Retype all of the listing exactly, passing over any picture you find.

*Stored items*:
::::::::::
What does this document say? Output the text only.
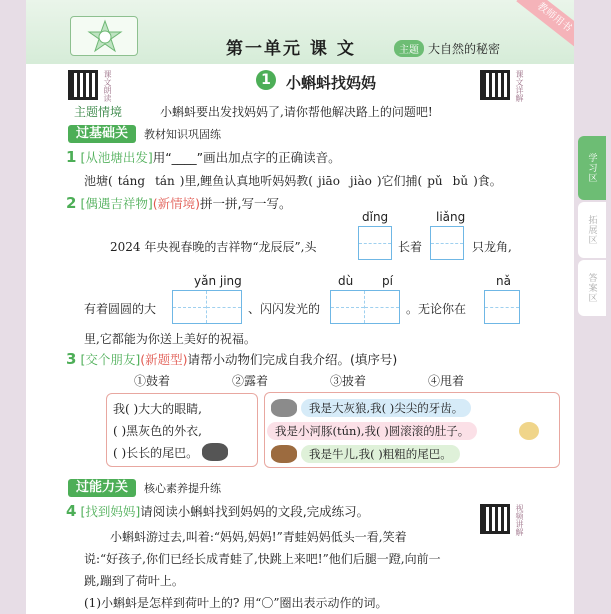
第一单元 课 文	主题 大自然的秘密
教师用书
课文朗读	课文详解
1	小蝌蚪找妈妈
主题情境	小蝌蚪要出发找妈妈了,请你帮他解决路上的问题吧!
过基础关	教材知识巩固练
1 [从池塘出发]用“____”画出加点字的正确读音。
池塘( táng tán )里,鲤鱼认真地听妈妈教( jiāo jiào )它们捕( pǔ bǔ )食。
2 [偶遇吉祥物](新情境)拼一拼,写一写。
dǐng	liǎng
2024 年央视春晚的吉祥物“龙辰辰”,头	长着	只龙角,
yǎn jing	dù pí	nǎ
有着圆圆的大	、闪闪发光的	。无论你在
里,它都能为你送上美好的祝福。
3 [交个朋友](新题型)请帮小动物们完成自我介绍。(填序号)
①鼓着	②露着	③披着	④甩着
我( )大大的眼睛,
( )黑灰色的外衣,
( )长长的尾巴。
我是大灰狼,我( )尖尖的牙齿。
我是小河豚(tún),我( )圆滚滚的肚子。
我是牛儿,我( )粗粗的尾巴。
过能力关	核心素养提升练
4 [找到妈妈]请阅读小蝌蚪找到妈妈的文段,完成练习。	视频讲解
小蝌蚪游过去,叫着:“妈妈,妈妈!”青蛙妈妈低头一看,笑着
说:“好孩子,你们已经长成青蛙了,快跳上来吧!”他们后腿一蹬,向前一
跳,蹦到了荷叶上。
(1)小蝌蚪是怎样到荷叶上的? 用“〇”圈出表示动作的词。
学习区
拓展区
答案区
::::::::::
*Exercise output*:
What does this document say? Output the text only.
第一单元 课 文	主题 大自然的秘密
教师用书
课文朗读	课文详解
1	小蝌蚪找妈妈
主题情境	小蝌蚪要出发找妈妈了,请你帮他解决路上的问题吧!
过基础关	教材知识巩固练
1 [从池塘出发]用“____”画出加点字的正确读音。
池塘( táng tán )里,鲤鱼认真地听妈妈教( jiāo jiào )它们捕( pǔ bǔ )食。
2 [偶遇吉祥物](新情境)拼一拼,写一写。
dǐng	liǎng
2024 年央视春晚的吉祥物“龙辰辰”,头	长着	只龙角,
yǎn jing	dù pí	nǎ
有着圆圆的大	、闪闪发光的	。无论你在
里,它都能为你送上美好的祝福。
3 [交个朋友](新题型)请帮小动物们完成自我介绍。(填序号)
①鼓着	②露着	③披着	④甩着
我( )大大的眼睛,
( )黑灰色的外衣,
( )长长的尾巴。
我是大灰狼,我( )尖尖的牙齿。
我是小河豚(tún),我( )圆滚滚的肚子。
我是牛儿,我( )粗粗的尾巴。
过能力关	核心素养提升练
4 [找到妈妈]请阅读小蝌蚪找到妈妈的文段,完成练习。	视频讲解
小蝌蚪游过去,叫着:“妈妈,妈妈!”青蛙妈妈低头一看,笑着
说:“好孩子,你们已经长成青蛙了,快跳上来吧!”他们后腿一蹬,向前一
跳,蹦到了荷叶上。
(1)小蝌蚪是怎样到荷叶上的? 用“〇”圈出表示动作的词。
学习区
拓展区
答案区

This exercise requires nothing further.